■ Direction
Count how many lines hold the word "interpolating" and give that number as the whole answer.

═══ Data for the task

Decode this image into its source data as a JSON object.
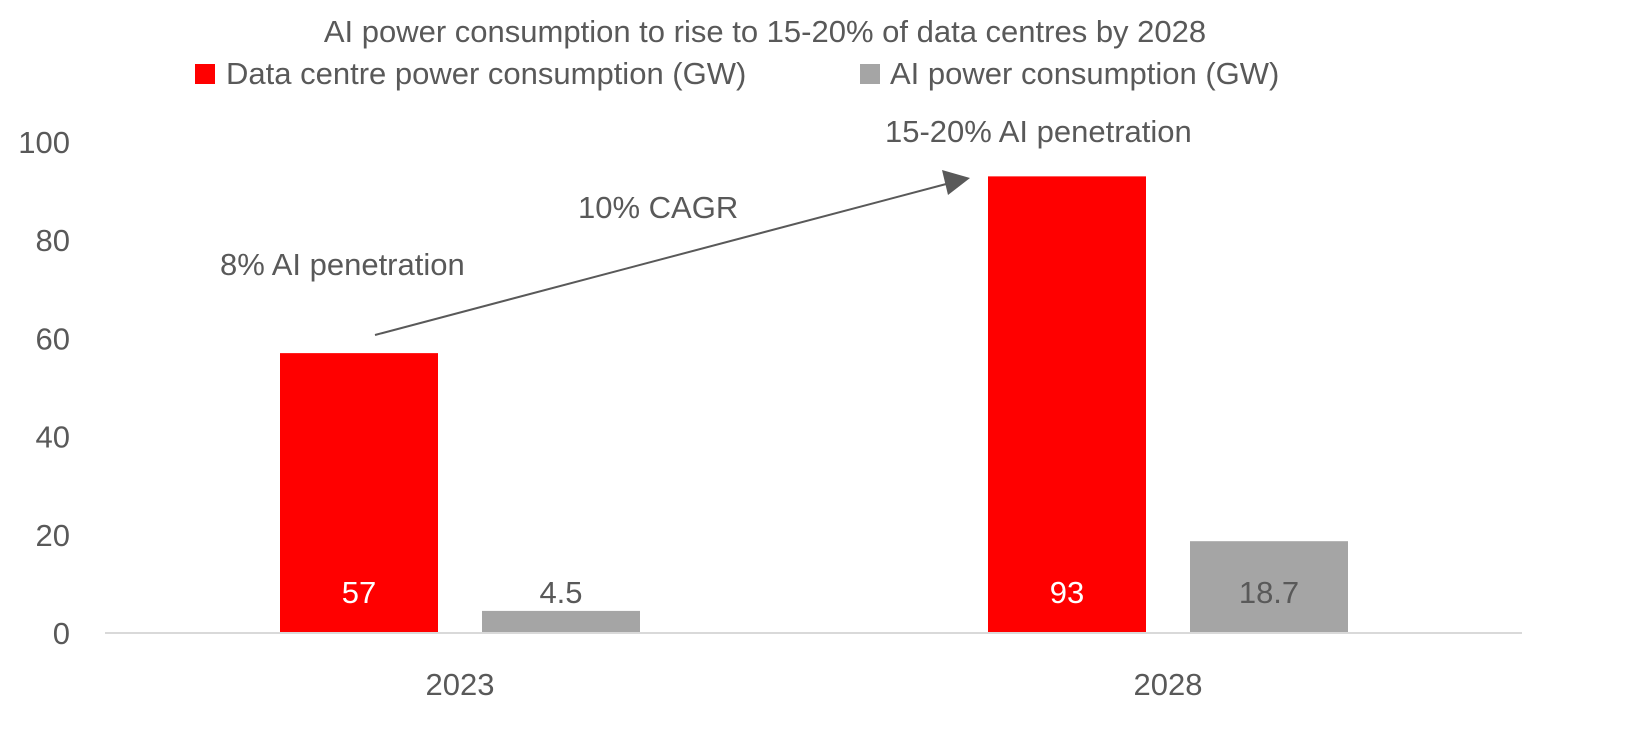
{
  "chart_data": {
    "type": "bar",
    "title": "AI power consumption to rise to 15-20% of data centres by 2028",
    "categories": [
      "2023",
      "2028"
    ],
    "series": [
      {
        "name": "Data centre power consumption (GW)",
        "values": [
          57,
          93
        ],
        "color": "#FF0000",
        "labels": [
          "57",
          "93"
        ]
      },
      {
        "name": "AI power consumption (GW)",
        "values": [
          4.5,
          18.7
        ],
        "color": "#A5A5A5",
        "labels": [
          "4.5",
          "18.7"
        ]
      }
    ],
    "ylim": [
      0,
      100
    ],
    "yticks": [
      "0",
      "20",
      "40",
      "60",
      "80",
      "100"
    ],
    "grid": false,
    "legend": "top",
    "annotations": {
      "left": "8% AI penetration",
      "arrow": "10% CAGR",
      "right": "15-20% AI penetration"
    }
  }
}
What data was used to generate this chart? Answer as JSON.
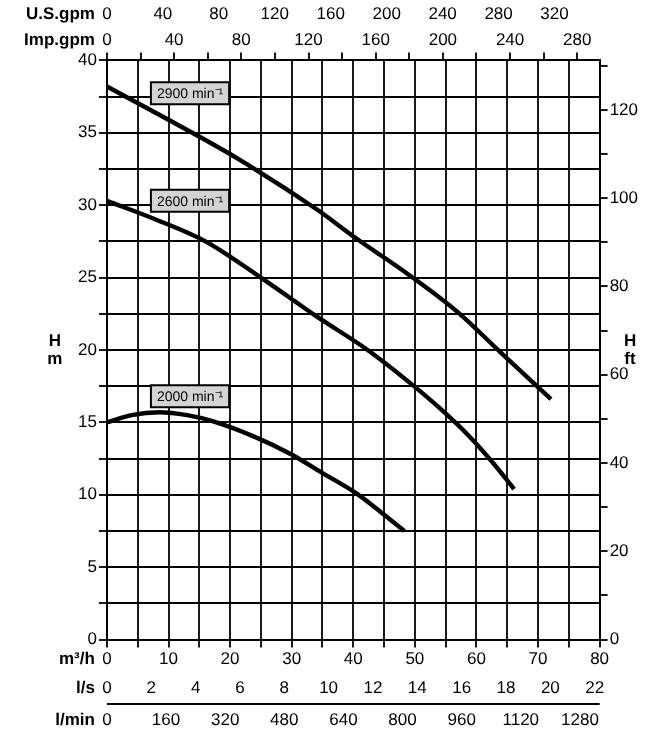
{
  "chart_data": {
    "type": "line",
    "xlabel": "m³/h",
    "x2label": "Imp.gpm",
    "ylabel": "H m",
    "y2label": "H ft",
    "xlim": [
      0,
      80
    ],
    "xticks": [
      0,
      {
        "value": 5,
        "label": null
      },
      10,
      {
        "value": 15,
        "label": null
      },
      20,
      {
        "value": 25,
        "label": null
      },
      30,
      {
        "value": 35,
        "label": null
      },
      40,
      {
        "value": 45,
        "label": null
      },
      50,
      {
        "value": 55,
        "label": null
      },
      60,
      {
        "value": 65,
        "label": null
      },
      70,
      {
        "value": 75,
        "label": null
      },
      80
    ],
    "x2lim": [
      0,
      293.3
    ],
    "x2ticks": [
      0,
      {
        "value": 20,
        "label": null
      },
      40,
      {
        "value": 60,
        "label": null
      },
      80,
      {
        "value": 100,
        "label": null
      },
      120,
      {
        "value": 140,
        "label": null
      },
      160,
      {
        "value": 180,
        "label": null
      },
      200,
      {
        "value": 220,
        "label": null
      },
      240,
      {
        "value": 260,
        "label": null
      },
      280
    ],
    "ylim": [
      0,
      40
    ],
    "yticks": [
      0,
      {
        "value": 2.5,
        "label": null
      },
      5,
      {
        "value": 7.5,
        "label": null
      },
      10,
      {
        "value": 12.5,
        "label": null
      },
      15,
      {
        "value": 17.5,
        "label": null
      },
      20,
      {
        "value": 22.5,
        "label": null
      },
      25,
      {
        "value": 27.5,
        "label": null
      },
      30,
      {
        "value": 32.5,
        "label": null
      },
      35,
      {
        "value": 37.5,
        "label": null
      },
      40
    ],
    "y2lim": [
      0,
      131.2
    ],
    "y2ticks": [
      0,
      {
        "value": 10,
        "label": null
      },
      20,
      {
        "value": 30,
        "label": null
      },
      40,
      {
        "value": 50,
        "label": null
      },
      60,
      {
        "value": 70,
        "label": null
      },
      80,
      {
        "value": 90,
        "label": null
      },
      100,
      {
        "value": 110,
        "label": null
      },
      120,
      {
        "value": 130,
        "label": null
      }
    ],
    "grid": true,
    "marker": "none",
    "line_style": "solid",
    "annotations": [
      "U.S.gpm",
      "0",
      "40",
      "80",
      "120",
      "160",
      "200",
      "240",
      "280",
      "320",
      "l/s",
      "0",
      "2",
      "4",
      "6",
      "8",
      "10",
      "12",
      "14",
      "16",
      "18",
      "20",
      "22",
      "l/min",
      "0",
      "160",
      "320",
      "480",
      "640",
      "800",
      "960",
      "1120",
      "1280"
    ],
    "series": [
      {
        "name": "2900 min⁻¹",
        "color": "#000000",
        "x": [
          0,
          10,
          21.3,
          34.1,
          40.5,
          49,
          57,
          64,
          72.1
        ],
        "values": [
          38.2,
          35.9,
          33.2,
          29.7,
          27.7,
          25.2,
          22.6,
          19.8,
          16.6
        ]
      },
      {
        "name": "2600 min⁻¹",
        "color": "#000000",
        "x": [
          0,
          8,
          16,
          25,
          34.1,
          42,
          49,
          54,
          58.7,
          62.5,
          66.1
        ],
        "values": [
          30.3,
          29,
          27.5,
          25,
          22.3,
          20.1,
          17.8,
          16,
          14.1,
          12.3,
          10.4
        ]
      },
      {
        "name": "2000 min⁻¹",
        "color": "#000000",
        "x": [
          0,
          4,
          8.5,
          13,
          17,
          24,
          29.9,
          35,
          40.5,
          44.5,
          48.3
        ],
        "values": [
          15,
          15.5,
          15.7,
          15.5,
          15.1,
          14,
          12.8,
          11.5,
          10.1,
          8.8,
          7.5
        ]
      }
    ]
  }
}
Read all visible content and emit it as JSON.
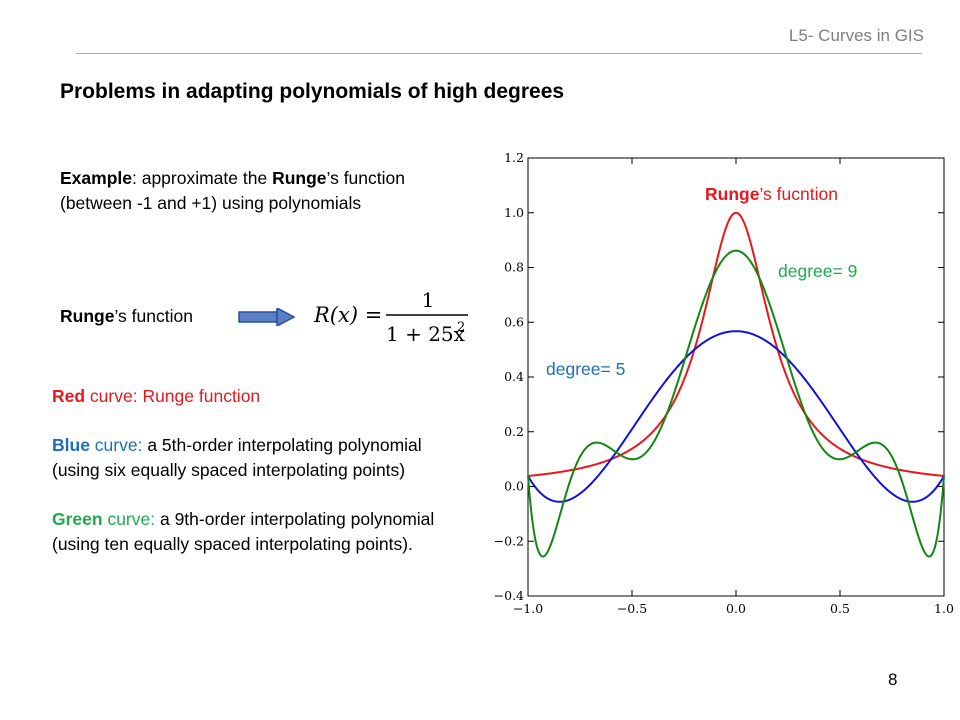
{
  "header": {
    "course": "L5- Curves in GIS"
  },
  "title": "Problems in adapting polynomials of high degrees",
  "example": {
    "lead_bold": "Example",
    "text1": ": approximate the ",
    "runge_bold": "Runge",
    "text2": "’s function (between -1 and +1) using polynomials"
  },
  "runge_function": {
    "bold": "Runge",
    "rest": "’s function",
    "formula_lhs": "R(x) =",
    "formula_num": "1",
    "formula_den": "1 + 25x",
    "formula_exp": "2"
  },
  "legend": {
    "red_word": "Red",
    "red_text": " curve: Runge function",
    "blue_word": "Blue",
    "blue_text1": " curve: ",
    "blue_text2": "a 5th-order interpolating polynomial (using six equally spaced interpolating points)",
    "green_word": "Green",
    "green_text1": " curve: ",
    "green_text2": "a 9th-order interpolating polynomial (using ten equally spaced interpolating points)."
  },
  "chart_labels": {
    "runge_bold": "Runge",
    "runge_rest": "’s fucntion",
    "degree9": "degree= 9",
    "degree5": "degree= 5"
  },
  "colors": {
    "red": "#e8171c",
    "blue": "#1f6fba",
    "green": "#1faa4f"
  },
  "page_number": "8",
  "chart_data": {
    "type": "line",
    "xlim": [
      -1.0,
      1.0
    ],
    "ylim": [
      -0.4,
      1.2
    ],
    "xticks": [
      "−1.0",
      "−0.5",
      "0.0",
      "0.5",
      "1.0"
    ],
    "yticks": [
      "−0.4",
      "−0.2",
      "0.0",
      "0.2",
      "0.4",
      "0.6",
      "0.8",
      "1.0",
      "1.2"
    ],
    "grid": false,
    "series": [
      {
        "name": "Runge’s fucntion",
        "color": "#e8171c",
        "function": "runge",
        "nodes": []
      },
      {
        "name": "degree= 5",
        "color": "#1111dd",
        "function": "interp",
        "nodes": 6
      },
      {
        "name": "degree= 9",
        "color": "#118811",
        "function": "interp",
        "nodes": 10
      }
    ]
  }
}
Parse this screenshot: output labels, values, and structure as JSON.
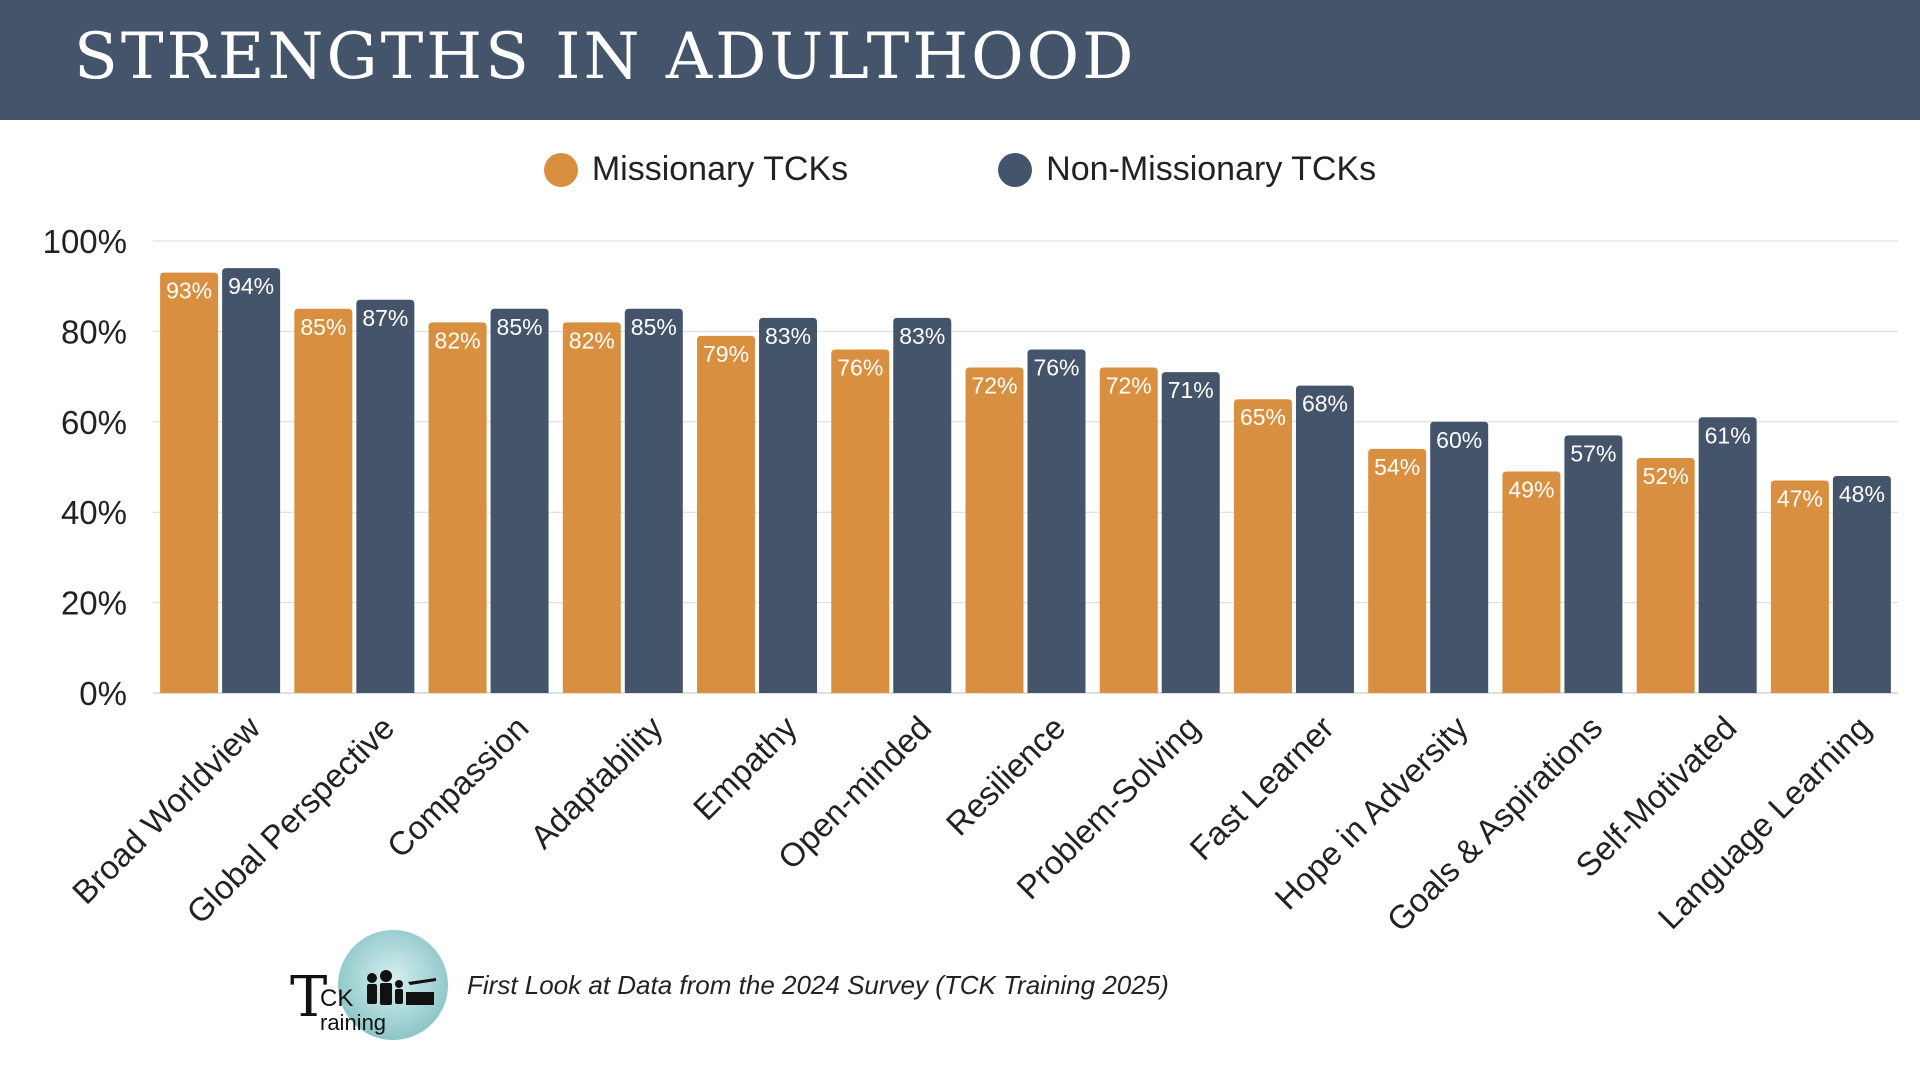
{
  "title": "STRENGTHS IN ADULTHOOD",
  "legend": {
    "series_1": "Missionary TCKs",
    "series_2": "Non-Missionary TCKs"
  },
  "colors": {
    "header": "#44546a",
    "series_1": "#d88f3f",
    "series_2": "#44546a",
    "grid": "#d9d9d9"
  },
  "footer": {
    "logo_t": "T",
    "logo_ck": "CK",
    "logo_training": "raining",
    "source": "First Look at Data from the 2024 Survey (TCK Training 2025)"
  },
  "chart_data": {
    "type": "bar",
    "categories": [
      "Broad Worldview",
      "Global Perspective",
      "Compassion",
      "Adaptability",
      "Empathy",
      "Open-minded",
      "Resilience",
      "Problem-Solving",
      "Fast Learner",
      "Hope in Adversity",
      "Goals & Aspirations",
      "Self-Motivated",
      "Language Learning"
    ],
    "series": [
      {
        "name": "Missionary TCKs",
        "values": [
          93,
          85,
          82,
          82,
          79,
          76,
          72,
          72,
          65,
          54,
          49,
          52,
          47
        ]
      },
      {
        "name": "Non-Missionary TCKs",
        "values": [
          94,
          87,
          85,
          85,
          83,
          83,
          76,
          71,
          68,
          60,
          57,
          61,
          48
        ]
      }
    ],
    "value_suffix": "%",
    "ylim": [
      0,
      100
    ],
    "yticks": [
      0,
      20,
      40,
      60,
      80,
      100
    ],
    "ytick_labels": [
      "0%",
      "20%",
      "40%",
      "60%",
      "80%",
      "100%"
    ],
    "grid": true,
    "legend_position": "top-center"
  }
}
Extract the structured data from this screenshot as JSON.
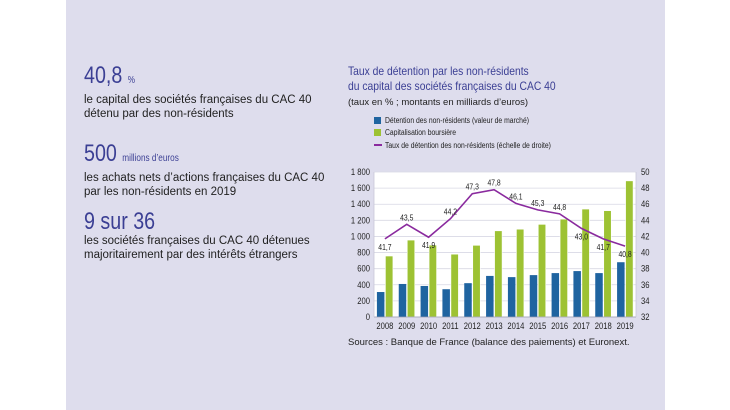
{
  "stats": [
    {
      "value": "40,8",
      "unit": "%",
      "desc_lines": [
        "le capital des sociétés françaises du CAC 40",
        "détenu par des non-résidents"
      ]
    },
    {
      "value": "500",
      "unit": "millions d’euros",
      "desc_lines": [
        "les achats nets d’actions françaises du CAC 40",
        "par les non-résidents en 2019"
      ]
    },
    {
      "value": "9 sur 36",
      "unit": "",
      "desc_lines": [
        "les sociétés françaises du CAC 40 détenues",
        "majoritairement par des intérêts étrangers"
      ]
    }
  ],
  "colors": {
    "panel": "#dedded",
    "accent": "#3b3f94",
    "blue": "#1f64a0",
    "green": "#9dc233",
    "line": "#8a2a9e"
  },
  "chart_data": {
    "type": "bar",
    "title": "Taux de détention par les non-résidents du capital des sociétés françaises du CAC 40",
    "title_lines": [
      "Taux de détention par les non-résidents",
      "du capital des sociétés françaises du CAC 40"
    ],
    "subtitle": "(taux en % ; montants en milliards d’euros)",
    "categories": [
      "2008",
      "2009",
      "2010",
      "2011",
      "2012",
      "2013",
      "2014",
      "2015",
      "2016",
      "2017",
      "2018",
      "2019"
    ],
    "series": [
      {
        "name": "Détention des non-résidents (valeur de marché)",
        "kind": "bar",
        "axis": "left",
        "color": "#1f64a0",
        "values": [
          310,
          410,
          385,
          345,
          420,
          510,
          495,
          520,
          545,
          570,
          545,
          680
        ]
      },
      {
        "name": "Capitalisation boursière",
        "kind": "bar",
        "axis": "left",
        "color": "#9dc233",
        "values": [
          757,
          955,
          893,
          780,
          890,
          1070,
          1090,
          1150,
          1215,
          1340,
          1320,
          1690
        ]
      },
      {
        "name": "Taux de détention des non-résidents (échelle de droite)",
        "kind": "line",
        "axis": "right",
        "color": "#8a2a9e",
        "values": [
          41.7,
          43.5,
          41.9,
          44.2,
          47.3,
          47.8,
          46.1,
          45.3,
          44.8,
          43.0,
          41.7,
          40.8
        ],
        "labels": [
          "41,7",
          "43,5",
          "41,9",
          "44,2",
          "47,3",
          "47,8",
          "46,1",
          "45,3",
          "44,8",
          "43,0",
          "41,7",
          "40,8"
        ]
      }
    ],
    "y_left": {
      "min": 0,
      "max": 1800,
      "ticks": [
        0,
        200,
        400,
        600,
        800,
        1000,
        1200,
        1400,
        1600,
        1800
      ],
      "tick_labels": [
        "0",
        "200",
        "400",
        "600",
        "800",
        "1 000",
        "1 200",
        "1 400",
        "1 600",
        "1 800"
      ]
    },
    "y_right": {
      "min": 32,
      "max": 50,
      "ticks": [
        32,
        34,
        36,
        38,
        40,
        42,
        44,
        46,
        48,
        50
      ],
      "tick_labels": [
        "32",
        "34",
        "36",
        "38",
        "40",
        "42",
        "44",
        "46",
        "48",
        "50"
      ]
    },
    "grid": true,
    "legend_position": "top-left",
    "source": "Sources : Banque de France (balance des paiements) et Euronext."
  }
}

══════

■ Result of this exercise
2